[Set task] Return all the data, word for word.

[Rows from a figure dataset]
========================

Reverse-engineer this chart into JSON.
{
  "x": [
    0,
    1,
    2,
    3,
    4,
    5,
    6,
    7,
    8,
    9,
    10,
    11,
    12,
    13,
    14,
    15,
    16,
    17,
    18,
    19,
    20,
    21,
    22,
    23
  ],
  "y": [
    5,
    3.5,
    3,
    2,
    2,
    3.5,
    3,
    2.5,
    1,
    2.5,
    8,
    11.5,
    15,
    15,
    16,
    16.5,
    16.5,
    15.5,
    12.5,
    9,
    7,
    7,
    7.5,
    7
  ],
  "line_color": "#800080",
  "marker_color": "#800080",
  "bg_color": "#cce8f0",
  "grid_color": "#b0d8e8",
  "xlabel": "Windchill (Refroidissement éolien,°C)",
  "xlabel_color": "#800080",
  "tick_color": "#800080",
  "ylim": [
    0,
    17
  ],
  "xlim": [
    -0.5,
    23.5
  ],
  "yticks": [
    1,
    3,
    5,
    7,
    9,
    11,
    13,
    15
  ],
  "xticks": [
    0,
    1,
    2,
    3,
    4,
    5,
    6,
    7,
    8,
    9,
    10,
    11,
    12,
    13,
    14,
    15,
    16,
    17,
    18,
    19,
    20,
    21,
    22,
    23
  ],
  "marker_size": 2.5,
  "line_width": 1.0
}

========================

[The result]
Reverse-engineer this chart into JSON.
{
  "x": [
    0,
    1,
    2,
    3,
    4,
    5,
    6,
    7,
    8,
    9,
    10,
    11,
    12,
    13,
    14,
    15,
    16,
    17,
    18,
    19,
    20,
    21,
    22,
    23
  ],
  "y": [
    5,
    3.5,
    3,
    2,
    2,
    3.5,
    3,
    2.5,
    1,
    2.5,
    8,
    11.5,
    15,
    15,
    16,
    16.5,
    16.5,
    15.5,
    12.5,
    9,
    7,
    7,
    7.5,
    7
  ],
  "line_color": "#800080",
  "marker_color": "#800080",
  "bg_color": "#cce8f0",
  "grid_color": "#b0d8e8",
  "xlabel": "Windchill (Refroidissement éolien,°C)",
  "xlabel_color": "#800080",
  "tick_color": "#800080",
  "ylim": [
    0,
    17
  ],
  "xlim": [
    -0.5,
    23.5
  ],
  "yticks": [
    1,
    3,
    5,
    7,
    9,
    11,
    13,
    15
  ],
  "xticks": [
    0,
    1,
    2,
    3,
    4,
    5,
    6,
    7,
    8,
    9,
    10,
    11,
    12,
    13,
    14,
    15,
    16,
    17,
    18,
    19,
    20,
    21,
    22,
    23
  ],
  "marker_size": 2.5,
  "line_width": 1.0
}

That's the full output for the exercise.